◆ **RECORDS FOR THIS EXERCISE**

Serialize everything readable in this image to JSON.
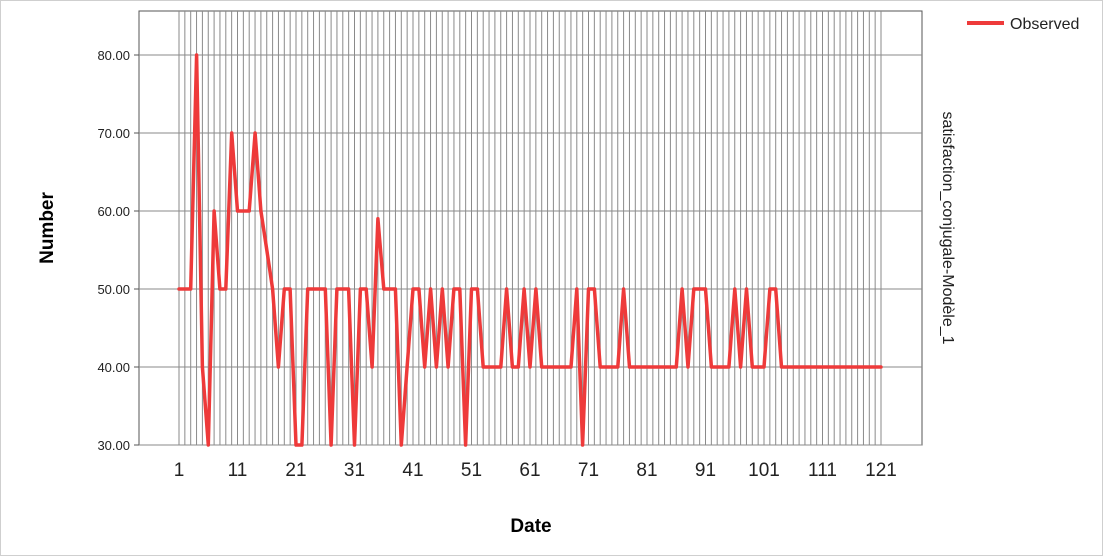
{
  "chart_data": {
    "type": "line",
    "xlabel": "Date",
    "ylabel": "Number",
    "ylim": [
      30,
      85
    ],
    "xlim": [
      1,
      121
    ],
    "y_ticks": [
      30,
      40,
      50,
      60,
      70,
      80
    ],
    "y_tick_labels": [
      "30.00",
      "40.00",
      "50.00",
      "60.00",
      "70.00",
      "80.00"
    ],
    "x_ticks": [
      1,
      11,
      21,
      31,
      41,
      51,
      61,
      71,
      81,
      91,
      101,
      111,
      121
    ],
    "x_tick_labels": [
      "1",
      "11",
      "21",
      "31",
      "41",
      "51",
      "61",
      "71",
      "81",
      "91",
      "101",
      "111",
      "121"
    ],
    "grid": "vertical lines at every date; horizontal lines at y ticks",
    "right_label": "satisfaction_conjugale-Modèle_1",
    "legend": {
      "position": "top-right",
      "entries": [
        "Observed"
      ]
    },
    "series": [
      {
        "name": "Observed",
        "color": "#ee3a3a",
        "x": [
          1,
          2,
          3,
          4,
          5,
          6,
          7,
          8,
          9,
          10,
          11,
          12,
          13,
          14,
          15,
          16,
          17,
          18,
          19,
          20,
          21,
          22,
          23,
          24,
          25,
          26,
          27,
          28,
          29,
          30,
          31,
          32,
          33,
          34,
          35,
          36,
          37,
          38,
          39,
          40,
          41,
          42,
          43,
          44,
          45,
          46,
          47,
          48,
          49,
          50,
          51,
          52,
          53,
          54,
          55,
          56,
          57,
          58,
          59,
          60,
          61,
          62,
          63,
          64,
          65,
          66,
          67,
          68,
          69,
          70,
          71,
          72,
          73,
          74,
          75,
          76,
          77,
          78,
          79,
          80,
          81,
          82,
          83,
          84,
          85,
          86,
          87,
          88,
          89,
          90,
          91,
          92,
          93,
          94,
          95,
          96,
          97,
          98,
          99,
          100,
          101,
          102,
          103,
          104,
          105,
          106,
          107,
          108,
          109,
          110,
          111,
          112,
          113,
          114,
          115,
          116,
          117,
          118,
          119,
          120,
          121
        ],
        "values": [
          50,
          50,
          50,
          80,
          40,
          30,
          60,
          50,
          50,
          70,
          60,
          60,
          60,
          70,
          60,
          55,
          50,
          40,
          50,
          50,
          30,
          30,
          50,
          50,
          50,
          50,
          30,
          50,
          50,
          50,
          30,
          50,
          50,
          40,
          59,
          50,
          50,
          50,
          30,
          40,
          50,
          50,
          40,
          50,
          40,
          50,
          40,
          50,
          50,
          30,
          50,
          50,
          40,
          40,
          40,
          40,
          50,
          40,
          40,
          50,
          40,
          50,
          40,
          40,
          40,
          40,
          40,
          40,
          50,
          30,
          50,
          50,
          40,
          40,
          40,
          40,
          50,
          40,
          40,
          40,
          40,
          40,
          40,
          40,
          40,
          40,
          50,
          40,
          50,
          50,
          50,
          40,
          40,
          40,
          40,
          50,
          40,
          50,
          40,
          40,
          40,
          50,
          50,
          40,
          40,
          40,
          40,
          40,
          40,
          40,
          40,
          40,
          40,
          40,
          40,
          40,
          40,
          40,
          40,
          40,
          40
        ]
      }
    ]
  }
}
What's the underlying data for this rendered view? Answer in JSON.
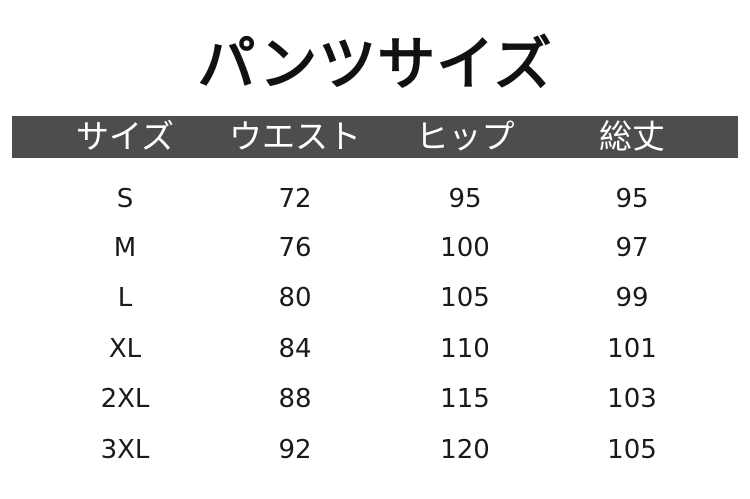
{
  "title": "パンツサイズ",
  "columns": [
    "サイズ",
    "ウエスト",
    "ヒップ",
    "総丈"
  ],
  "rows": [
    [
      "S",
      "72",
      "95",
      "95"
    ],
    [
      "M",
      "76",
      "100",
      "97"
    ],
    [
      "L",
      "80",
      "105",
      "99"
    ],
    [
      "XL",
      "84",
      "110",
      "101"
    ],
    [
      "2XL",
      "88",
      "115",
      "103"
    ],
    [
      "3XL",
      "92",
      "120",
      "105"
    ]
  ],
  "colors": {
    "header_bg": "#4d4d4d",
    "header_text": "#ffffff",
    "text": "#111111"
  }
}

◆ **GOAL OF THE EXERCISE**
Scan the listing above. Gather each line that contains the word "JSON".

◆ **WRITTEN ANSWER**
Serialize everything readable in this image to JSON.
What's the underlying data for this rendered view? Answer in JSON.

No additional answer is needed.